### Given request
Report, word for word, every line of the material that contains "Método".

### Record list

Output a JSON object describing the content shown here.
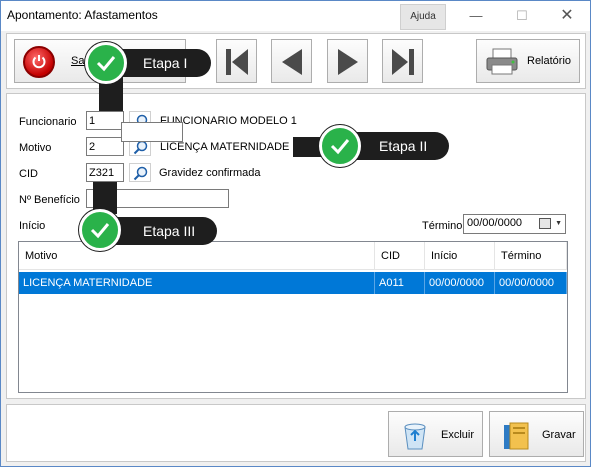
{
  "window": {
    "title": "Apontamento: Afastamentos",
    "help_label": "Ajuda",
    "minimize_glyph": "—",
    "maximize_glyph": "☐",
    "close_glyph": "✕"
  },
  "toolbar": {
    "exit_label": "Sair",
    "report_label": "Relatório",
    "icons": [
      "power-icon",
      "first-record-icon",
      "previous-record-icon",
      "next-record-icon",
      "last-record-icon",
      "printer-icon"
    ]
  },
  "form": {
    "funcionario_label": "Funcionario",
    "funcionario_value": "1",
    "funcionario_name": "FUNCIONARIO MODELO 1",
    "motivo_label": "Motivo",
    "motivo_value": "2",
    "motivo_name": "LICENÇA MATERNIDADE",
    "cid_label": "CID",
    "cid_value": "Z321",
    "cid_description": "Gravidez confirmada",
    "beneficio_label": "Nº Benefício",
    "beneficio_value": "",
    "inicio_label": "Início",
    "termino_label": "Término",
    "termino_value": "00/00/0000"
  },
  "grid": {
    "columns": [
      "Motivo",
      "CID",
      "Início",
      "Término"
    ],
    "rows": [
      {
        "motivo": "LICENÇA MATERNIDADE",
        "cid": "A011",
        "inicio": "00/00/0000",
        "termino": "00/00/0000"
      }
    ],
    "selection_color": "#0078d7"
  },
  "bottom": {
    "delete_label": "Excluir",
    "save_label": "Gravar"
  },
  "callouts": {
    "step1": "Etapa I",
    "step2": "Etapa II",
    "step3": "Etapa III",
    "accent_color": "#2ab24a"
  }
}
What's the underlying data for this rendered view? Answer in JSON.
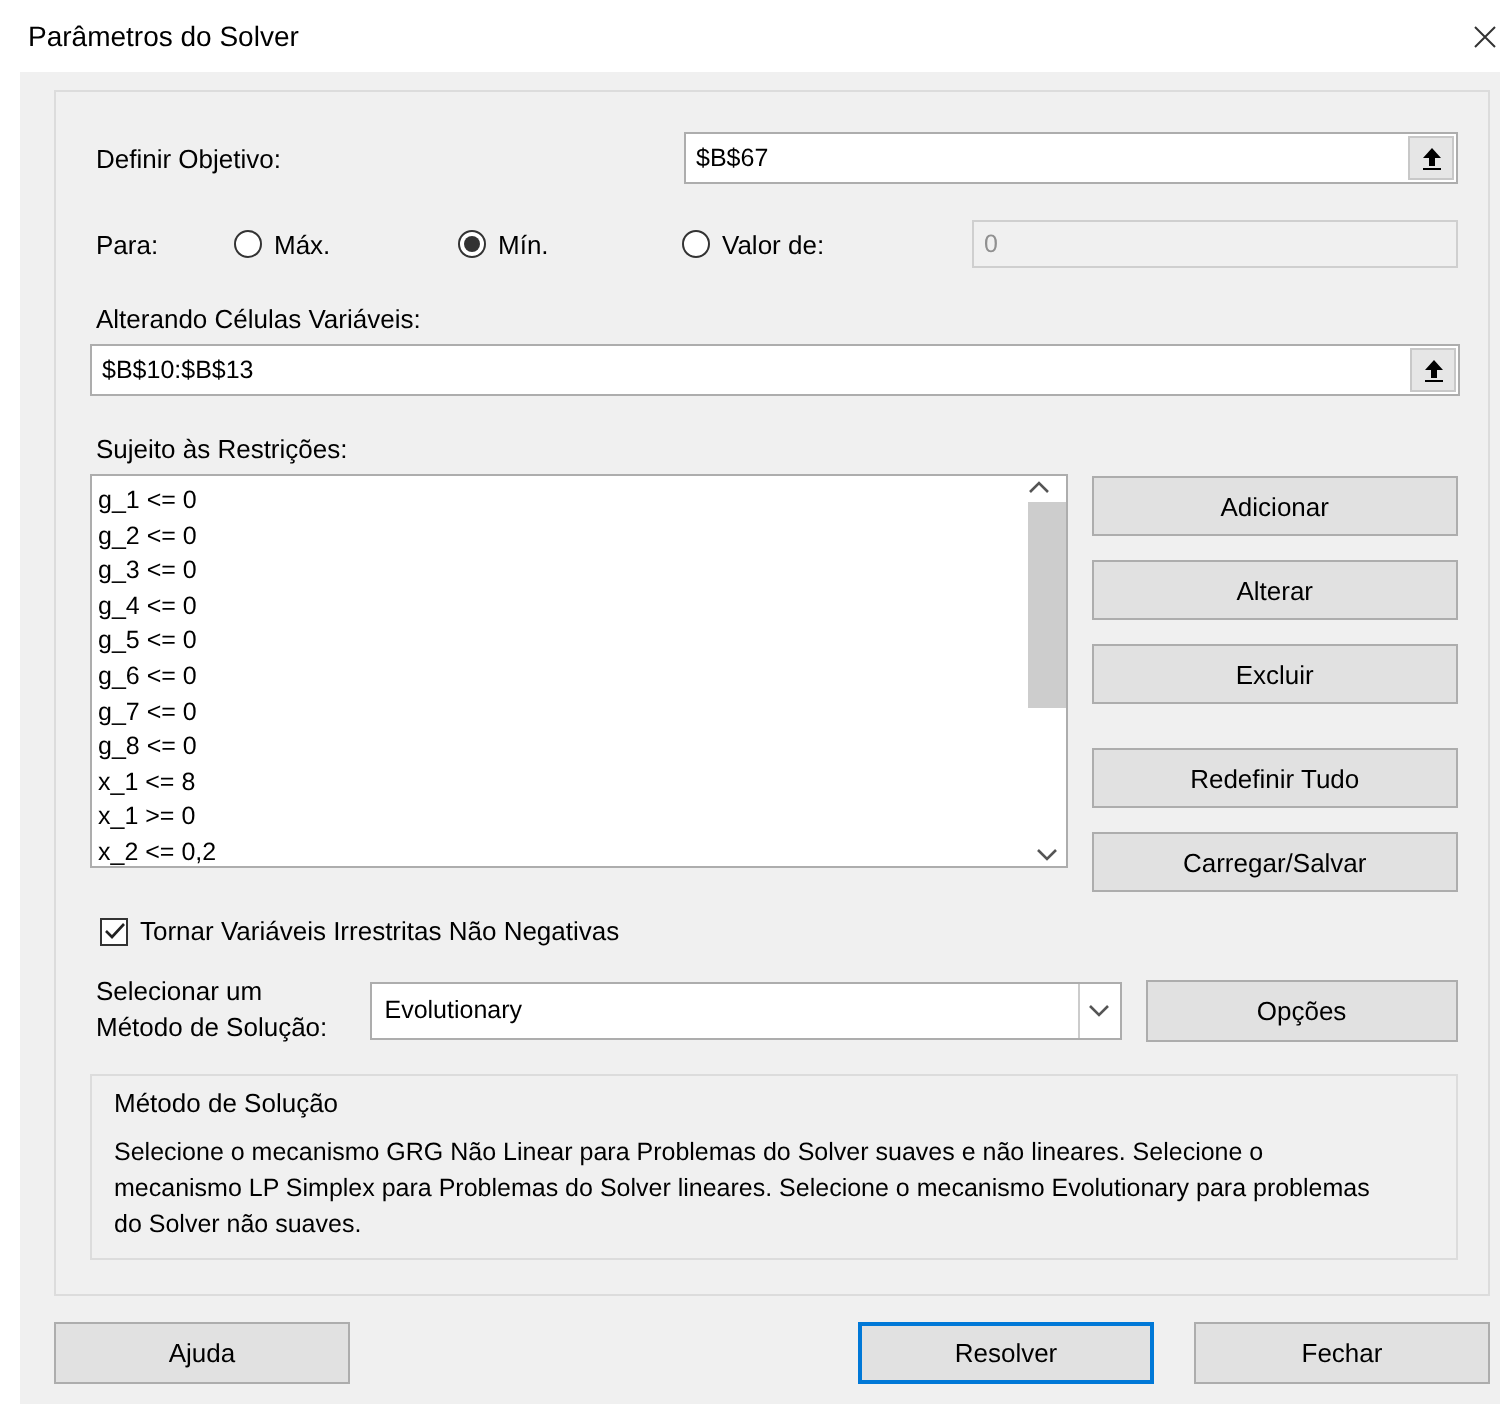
{
  "window": {
    "title": "Parâmetros do Solver"
  },
  "objective": {
    "label": "Definir Objetivo:",
    "value": "$B$67"
  },
  "target": {
    "label": "Para:",
    "options": [
      {
        "label": "Máx.",
        "selected": false
      },
      {
        "label": "Mín.",
        "selected": true
      },
      {
        "label": "Valor de:",
        "selected": false
      }
    ],
    "value_field": {
      "value": "0",
      "disabled": true
    }
  },
  "variables": {
    "label": "Alterando Células Variáveis:",
    "value": "$B$10:$B$13"
  },
  "constraints": {
    "label": "Sujeito às Restrições:",
    "items": [
      "g_1 <= 0",
      "g_2 <= 0",
      "g_3 <= 0",
      "g_4 <= 0",
      "g_5 <= 0",
      "g_6 <= 0",
      "g_7 <= 0",
      "g_8 <= 0",
      "x_1 <= 8",
      "x_1 >= 0",
      "x_2 <= 0,2"
    ]
  },
  "constraint_buttons": [
    "Adicionar",
    "Alterar",
    "Excluir",
    "Redefinir Tudo",
    "Carregar/Salvar"
  ],
  "nonnegative": {
    "label": "Tornar Variáveis Irrestritas Não Negativas",
    "checked": true
  },
  "method": {
    "label": "Selecionar um Método de Solução:",
    "value": "Evolutionary",
    "options_button": "Opções"
  },
  "description": {
    "title": "Método de Solução",
    "text": "Selecione o mecanismo GRG Não Linear para Problemas do Solver suaves e não lineares. Selecione o mecanismo LP Simplex para Problemas do Solver lineares. Selecione o mecanismo Evolutionary para problemas do Solver não suaves."
  },
  "footer_buttons": [
    {
      "label": "Ajuda",
      "kind": "normal"
    },
    {
      "label": "Resolver",
      "kind": "default"
    },
    {
      "label": "Fechar",
      "kind": "normal"
    }
  ]
}
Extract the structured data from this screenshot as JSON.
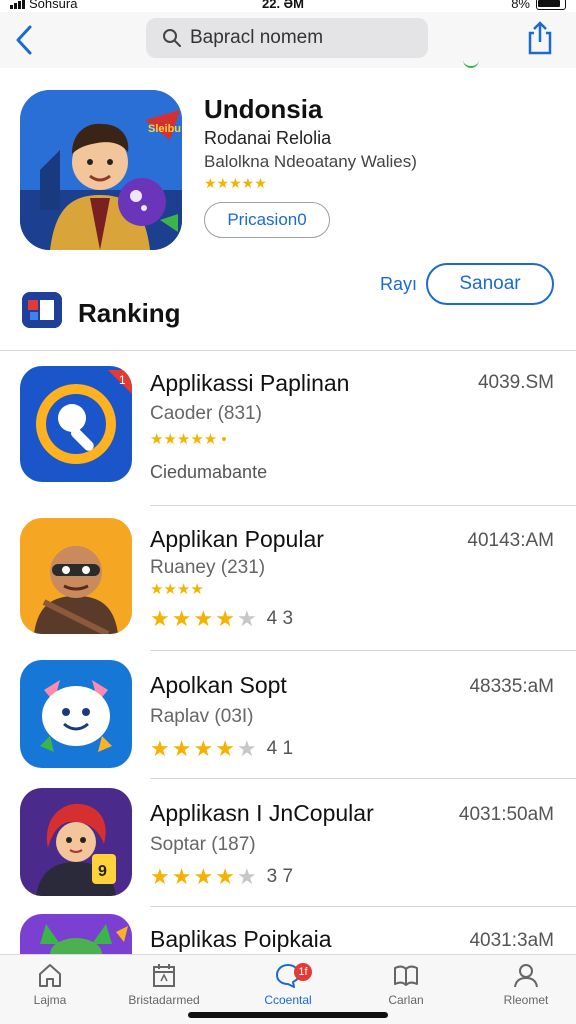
{
  "status": {
    "carrier": "Sohsura",
    "time": "22. ƏM",
    "battery": "8%"
  },
  "nav": {
    "search_text": "Bapracl nomem"
  },
  "hero": {
    "title": "Undonsia",
    "subtitle": "Rodanai Relolia",
    "developer": "Balolkna Ndeoatany Walies)",
    "stars": "★★★★★",
    "button_label": "Pricasion0",
    "badge_text": "Sleibu"
  },
  "section": {
    "see_label": "Rayı",
    "button_label": "Sanoar",
    "title": "Ranking"
  },
  "apps": [
    {
      "name": "Applikassi Paplinan",
      "size": "4039.SM",
      "meta": "Caoder (831)",
      "stars_text": "★★★★★ •",
      "extra": "Ciedumabante",
      "badge": "1"
    },
    {
      "name": "Applikan Popular",
      "size": "40143:AM",
      "meta": "Ruaney (231)",
      "stars_text": "★★★★",
      "rating": "4 3",
      "rating_value": 4.3
    },
    {
      "name": "Apolkan Sopt",
      "size": "48335:aM",
      "meta": "Raplav (03I)",
      "rating": "4 1",
      "rating_value": 4.1,
      "icon_badge": ""
    },
    {
      "name": "Applikasn I JnCopular",
      "size": "4031:50aM",
      "meta": "Soptar (187)",
      "rating": "3 7",
      "rating_value": 3.7,
      "icon_number": "9"
    },
    {
      "name": "Baplikas Poipkaia",
      "size": "4031:3aM"
    }
  ],
  "tabs": [
    {
      "label": "Lajma",
      "icon": "home-icon"
    },
    {
      "label": "Bristadarmed",
      "icon": "calendar-icon"
    },
    {
      "label": "Ccoental",
      "icon": "chat-icon",
      "badge": "1f",
      "active": true
    },
    {
      "label": "Carlan",
      "icon": "book-icon"
    },
    {
      "label": "Rleomet",
      "icon": "person-icon"
    }
  ],
  "colors": {
    "accent": "#1a6ad3",
    "star": "#f5b301",
    "badge": "#e53935"
  }
}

### Answer in full
    "label": "Selecionar um Método de Solução:",
    "title": "Método de Solução",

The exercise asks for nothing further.